> **Instruction**
Find the line containing "Read out every word on this page.". Return it and every line after it, unchanged, up to and including the last line.

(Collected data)
——

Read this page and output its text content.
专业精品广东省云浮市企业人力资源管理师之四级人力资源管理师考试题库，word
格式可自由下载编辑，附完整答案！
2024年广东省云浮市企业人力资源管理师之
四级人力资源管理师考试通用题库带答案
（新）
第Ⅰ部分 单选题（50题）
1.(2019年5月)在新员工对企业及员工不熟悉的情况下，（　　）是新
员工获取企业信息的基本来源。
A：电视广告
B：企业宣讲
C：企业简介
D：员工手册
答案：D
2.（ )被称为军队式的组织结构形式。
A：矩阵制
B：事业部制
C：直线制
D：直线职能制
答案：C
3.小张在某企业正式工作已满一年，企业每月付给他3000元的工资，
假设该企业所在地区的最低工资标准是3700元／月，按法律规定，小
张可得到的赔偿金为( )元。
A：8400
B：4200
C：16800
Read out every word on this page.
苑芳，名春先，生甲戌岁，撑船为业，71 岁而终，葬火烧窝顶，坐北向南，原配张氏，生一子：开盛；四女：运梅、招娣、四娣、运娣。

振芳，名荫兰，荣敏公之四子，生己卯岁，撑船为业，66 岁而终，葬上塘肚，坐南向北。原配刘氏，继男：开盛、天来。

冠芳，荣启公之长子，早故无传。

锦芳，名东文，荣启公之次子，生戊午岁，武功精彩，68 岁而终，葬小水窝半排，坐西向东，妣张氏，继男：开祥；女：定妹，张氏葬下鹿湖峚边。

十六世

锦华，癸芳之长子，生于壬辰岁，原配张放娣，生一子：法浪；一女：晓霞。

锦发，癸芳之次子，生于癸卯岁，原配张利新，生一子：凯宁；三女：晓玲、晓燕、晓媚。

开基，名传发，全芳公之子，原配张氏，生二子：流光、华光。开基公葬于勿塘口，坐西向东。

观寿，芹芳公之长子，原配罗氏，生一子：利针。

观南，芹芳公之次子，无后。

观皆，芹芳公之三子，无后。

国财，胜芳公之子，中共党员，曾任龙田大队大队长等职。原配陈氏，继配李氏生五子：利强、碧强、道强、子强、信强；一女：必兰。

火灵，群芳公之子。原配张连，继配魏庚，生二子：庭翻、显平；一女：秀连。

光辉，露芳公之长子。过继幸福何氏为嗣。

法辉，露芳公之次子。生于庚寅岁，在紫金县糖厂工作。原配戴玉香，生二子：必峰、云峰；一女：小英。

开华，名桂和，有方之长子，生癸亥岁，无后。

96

——

> **Completed exercise**
Read out every word on this page.
苑芳，名春先，生甲戌岁，撑船为业，71 岁而终，葬火烧窝顶，坐北向南，原配张氏，生一子：开盛；四女：运梅、招娣、四娣、运娣。

振芳，名荫兰，荣敏公之四子，生己卯岁，撑船为业，66 岁而终，葬上塘肚，坐南向北。原配刘氏，继男：开盛、天来。

冠芳，荣启公之长子，早故无传。

锦芳，名东文，荣启公之次子，生戊午岁，武功精彩，68 岁而终，葬小水窝半排，坐西向东，妣张氏，继男：开祥；女：定妹，张氏葬下鹿湖峚边。

十六世

锦华，癸芳之长子，生于壬辰岁，原配张放娣，生一子：法浪；一女：晓霞。

锦发，癸芳之次子，生于癸卯岁，原配张利新，生一子：凯宁；三女：晓玲、晓燕、晓媚。

开基，名传发，全芳公之子，原配张氏，生二子：流光、华光。开基公葬于勿塘口，坐西向东。

观寿，芹芳公之长子，原配罗氏，生一子：利针。

观南，芹芳公之次子，无后。

观皆，芹芳公之三子，无后。

国财，胜芳公之子，中共党员，曾任龙田大队大队长等职。原配陈氏，继配李氏生五子：利强、碧强、道强、子强、信强；一女：必兰。

火灵，群芳公之子。原配张连，继配魏庚，生二子：庭翻、显平；一女：秀连。

光辉，露芳公之长子。过继幸福何氏为嗣。

法辉，露芳公之次子。生于庚寅岁，在紫金县糖厂工作。原配戴玉香，生二子：必峰、云峰；一女：小英。

开华，名桂和，有方之长子，生癸亥岁，无后。

96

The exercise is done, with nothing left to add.